### WORK TO COMPLETE:
Will you quote all of the entries, word for word?

### LISTED ENTRIES:
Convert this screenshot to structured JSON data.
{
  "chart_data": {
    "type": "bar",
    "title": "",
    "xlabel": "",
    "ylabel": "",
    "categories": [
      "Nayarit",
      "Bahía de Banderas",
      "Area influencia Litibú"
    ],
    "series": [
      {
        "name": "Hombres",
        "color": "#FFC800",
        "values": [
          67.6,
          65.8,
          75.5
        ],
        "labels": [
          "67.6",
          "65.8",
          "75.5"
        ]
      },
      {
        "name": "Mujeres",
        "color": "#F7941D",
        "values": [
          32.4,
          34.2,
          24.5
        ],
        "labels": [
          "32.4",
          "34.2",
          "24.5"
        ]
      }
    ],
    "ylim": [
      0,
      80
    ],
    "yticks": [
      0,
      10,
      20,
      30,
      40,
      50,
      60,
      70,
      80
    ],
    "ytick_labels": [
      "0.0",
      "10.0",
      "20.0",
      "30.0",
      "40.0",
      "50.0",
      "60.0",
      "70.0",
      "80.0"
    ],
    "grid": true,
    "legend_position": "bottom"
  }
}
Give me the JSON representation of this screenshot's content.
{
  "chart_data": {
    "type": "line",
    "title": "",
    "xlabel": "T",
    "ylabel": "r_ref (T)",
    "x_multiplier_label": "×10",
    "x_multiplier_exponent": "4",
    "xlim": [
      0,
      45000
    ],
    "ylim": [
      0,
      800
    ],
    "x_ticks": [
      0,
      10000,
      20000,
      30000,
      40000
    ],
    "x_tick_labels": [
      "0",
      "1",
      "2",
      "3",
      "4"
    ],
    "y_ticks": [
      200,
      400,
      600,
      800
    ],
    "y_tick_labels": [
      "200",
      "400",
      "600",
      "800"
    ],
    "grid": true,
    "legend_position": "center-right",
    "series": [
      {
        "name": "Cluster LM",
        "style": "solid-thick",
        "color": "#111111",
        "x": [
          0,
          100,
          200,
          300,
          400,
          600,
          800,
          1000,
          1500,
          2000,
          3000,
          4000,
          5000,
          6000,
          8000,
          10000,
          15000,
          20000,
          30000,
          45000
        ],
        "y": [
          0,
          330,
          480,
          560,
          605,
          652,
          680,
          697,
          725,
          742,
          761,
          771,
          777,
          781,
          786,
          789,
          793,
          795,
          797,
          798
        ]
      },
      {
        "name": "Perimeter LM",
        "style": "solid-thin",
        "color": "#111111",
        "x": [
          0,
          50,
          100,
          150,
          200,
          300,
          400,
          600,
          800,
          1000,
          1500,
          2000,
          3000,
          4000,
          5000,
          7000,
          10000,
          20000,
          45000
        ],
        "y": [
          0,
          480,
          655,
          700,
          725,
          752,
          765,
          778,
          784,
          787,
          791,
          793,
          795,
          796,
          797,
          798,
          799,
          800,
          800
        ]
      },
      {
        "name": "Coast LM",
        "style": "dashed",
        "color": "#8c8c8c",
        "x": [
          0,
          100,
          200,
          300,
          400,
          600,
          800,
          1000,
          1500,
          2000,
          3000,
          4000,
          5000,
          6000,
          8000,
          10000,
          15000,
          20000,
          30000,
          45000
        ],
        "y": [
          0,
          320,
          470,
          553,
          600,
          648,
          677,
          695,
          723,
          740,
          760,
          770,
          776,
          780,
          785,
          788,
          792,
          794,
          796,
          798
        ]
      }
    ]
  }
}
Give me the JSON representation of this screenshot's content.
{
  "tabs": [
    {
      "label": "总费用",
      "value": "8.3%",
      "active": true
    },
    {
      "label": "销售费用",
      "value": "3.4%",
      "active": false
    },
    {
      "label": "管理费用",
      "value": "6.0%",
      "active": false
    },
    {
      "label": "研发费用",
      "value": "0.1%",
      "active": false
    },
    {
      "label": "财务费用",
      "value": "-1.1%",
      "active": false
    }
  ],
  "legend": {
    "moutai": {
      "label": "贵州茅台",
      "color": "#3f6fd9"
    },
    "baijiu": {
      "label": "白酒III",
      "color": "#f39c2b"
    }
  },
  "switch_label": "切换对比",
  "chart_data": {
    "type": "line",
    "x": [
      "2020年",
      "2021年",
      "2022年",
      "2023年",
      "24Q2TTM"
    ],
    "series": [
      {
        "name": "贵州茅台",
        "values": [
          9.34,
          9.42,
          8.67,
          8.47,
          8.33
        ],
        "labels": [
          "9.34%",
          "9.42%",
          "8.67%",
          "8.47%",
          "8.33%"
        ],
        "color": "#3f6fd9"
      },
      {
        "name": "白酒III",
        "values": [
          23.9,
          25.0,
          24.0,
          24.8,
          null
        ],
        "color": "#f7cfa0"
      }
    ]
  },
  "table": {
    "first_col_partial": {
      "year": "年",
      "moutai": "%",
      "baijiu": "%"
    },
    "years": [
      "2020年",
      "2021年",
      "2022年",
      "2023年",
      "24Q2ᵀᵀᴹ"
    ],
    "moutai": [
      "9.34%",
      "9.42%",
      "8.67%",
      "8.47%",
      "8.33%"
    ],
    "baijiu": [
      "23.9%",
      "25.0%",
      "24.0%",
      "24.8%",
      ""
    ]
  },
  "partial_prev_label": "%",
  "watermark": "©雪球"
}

### CORRECT ANSWER:
Convert this screenshot to structured JSON data.
{
  "chart_data": {
    "type": "bar",
    "title": "",
    "xlabel": "",
    "ylabel": "",
    "categories": [
      "Nayarit",
      "Bahía de Banderas",
      "Area influencia Litibú"
    ],
    "series": [
      {
        "name": "Hombres",
        "color": "#FFC800",
        "values": [
          67.6,
          65.8,
          75.5
        ],
        "labels": [
          "67.6",
          "65.8",
          "75.5"
        ]
      },
      {
        "name": "Mujeres",
        "color": "#F7941D",
        "values": [
          32.4,
          34.2,
          24.5
        ],
        "labels": [
          "32.4",
          "34.2",
          "24.5"
        ]
      }
    ],
    "ylim": [
      0,
      80
    ],
    "yticks": [
      0,
      10,
      20,
      30,
      40,
      50,
      60,
      70,
      80
    ],
    "ytick_labels": [
      "0.0",
      "10.0",
      "20.0",
      "30.0",
      "40.0",
      "50.0",
      "60.0",
      "70.0",
      "80.0"
    ],
    "grid": true,
    "legend_position": "bottom"
  }
}
Give me the JSON representation of this screenshot's content.
{
  "chart_data": {
    "type": "line",
    "title": "",
    "xlabel": "T",
    "ylabel": "r_ref (T)",
    "x_multiplier_label": "×10",
    "x_multiplier_exponent": "4",
    "xlim": [
      0,
      45000
    ],
    "ylim": [
      0,
      800
    ],
    "x_ticks": [
      0,
      10000,
      20000,
      30000,
      40000
    ],
    "x_tick_labels": [
      "0",
      "1",
      "2",
      "3",
      "4"
    ],
    "y_ticks": [
      200,
      400,
      600,
      800
    ],
    "y_tick_labels": [
      "200",
      "400",
      "600",
      "800"
    ],
    "grid": true,
    "legend_position": "center-right",
    "series": [
      {
        "name": "Cluster LM",
        "style": "solid-thick",
        "color": "#111111",
        "x": [
          0,
          100,
          200,
          300,
          400,
          600,
          800,
          1000,
          1500,
          2000,
          3000,
          4000,
          5000,
          6000,
          8000,
          10000,
          15000,
          20000,
          30000,
          45000
        ],
        "y": [
          0,
          330,
          480,
          560,
          605,
          652,
          680,
          697,
          725,
          742,
          761,
          771,
          777,
          781,
          786,
          789,
          793,
          795,
          797,
          798
        ]
      },
      {
        "name": "Perimeter LM",
        "style": "solid-thin",
        "color": "#111111",
        "x": [
          0,
          50,
          100,
          150,
          200,
          300,
          400,
          600,
          800,
          1000,
          1500,
          2000,
          3000,
          4000,
          5000,
          7000,
          10000,
          20000,
          45000
        ],
        "y": [
          0,
          480,
          655,
          700,
          725,
          752,
          765,
          778,
          784,
          787,
          791,
          793,
          795,
          796,
          797,
          798,
          799,
          800,
          800
        ]
      },
      {
        "name": "Coast LM",
        "style": "dashed",
        "color": "#8c8c8c",
        "x": [
          0,
          100,
          200,
          300,
          400,
          600,
          800,
          1000,
          1500,
          2000,
          3000,
          4000,
          5000,
          6000,
          8000,
          10000,
          15000,
          20000,
          30000,
          45000
        ],
        "y": [
          0,
          320,
          470,
          553,
          600,
          648,
          677,
          695,
          723,
          740,
          760,
          770,
          776,
          780,
          785,
          788,
          792,
          794,
          796,
          798
        ]
      }
    ]
  }
}
Give me the JSON representation of this screenshot's content.
{
  "tabs": [
    {
      "label": "总费用",
      "value": "8.3%",
      "active": true
    },
    {
      "label": "销售费用",
      "value": "3.4%",
      "active": false
    },
    {
      "label": "管理费用",
      "value": "6.0%",
      "active": false
    },
    {
      "label": "研发费用",
      "value": "0.1%",
      "active": false
    },
    {
      "label": "财务费用",
      "value": "-1.1%",
      "active": false
    }
  ],
  "legend": {
    "moutai": {
      "label": "贵州茅台",
      "color": "#3f6fd9"
    },
    "baijiu": {
      "label": "白酒III",
      "color": "#f39c2b"
    }
  },
  "switch_label": "切换对比",
  "chart_data": {
    "type": "line",
    "x": [
      "2020年",
      "2021年",
      "2022年",
      "2023年",
      "24Q2TTM"
    ],
    "series": [
      {
        "name": "贵州茅台",
        "values": [
          9.34,
          9.42,
          8.67,
          8.47,
          8.33
        ],
        "labels": [
          "9.34%",
          "9.42%",
          "8.67%",
          "8.47%",
          "8.33%"
        ],
        "color": "#3f6fd9"
      },
      {
        "name": "白酒III",
        "values": [
          23.9,
          25.0,
          24.0,
          24.8,
          null
        ],
        "color": "#f7cfa0"
      }
    ]
  },
  "table": {
    "first_col_partial": {
      "year": "年",
      "moutai": "%",
      "baijiu": "%"
    },
    "years": [
      "2020年",
      "2021年",
      "2022年",
      "2023年",
      "24Q2ᵀᵀᴹ"
    ],
    "moutai": [
      "9.34%",
      "9.42%",
      "8.67%",
      "8.47%",
      "8.33%"
    ],
    "baijiu": [
      "23.9%",
      "25.0%",
      "24.0%",
      "24.8%",
      ""
    ]
  },
  "partial_prev_label": "%",
  "watermark": "©雪球"
}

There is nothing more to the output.